__Input__
○ ○ ○ ○ ○ ○ ○

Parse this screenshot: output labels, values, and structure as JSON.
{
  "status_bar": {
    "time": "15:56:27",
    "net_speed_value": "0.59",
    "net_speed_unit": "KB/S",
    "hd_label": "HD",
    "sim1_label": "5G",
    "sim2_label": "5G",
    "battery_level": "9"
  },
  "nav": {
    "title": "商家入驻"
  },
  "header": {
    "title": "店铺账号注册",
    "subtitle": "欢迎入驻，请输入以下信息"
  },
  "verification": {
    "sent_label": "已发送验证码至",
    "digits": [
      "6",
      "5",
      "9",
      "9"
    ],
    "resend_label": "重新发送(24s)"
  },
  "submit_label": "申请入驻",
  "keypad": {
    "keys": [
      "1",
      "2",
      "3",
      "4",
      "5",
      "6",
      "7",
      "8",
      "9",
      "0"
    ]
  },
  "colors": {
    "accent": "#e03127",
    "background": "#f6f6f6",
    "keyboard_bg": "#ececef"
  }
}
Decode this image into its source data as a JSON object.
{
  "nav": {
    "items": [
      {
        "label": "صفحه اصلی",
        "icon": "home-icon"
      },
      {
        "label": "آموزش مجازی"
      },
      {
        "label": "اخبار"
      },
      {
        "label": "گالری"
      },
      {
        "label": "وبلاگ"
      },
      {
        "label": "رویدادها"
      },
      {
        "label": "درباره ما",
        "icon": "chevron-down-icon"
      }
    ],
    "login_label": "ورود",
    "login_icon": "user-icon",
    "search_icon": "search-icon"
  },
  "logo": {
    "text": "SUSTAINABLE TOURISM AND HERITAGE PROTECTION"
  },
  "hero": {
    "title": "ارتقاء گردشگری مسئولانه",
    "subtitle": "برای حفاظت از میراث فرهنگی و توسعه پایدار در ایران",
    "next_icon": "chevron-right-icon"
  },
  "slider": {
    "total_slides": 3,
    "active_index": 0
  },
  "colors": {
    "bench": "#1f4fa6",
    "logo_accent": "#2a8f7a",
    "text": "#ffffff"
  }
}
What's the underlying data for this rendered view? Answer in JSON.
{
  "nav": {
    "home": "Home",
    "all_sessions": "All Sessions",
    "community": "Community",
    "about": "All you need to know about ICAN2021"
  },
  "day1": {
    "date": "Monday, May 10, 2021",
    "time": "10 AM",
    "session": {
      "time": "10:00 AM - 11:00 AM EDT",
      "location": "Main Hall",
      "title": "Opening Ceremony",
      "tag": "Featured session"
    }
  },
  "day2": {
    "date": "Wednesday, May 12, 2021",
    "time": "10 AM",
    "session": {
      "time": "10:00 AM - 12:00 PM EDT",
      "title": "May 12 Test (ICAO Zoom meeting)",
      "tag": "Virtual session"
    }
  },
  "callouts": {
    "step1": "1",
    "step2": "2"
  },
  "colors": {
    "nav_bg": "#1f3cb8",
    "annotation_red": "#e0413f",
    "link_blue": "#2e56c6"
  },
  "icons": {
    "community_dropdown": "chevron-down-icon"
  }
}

○ ○ ○ ○ ○ ○ ○

__Written problem__
Within the entries above, work out how many lines contain the word "this". The number alone is the answer.

__Reply__
3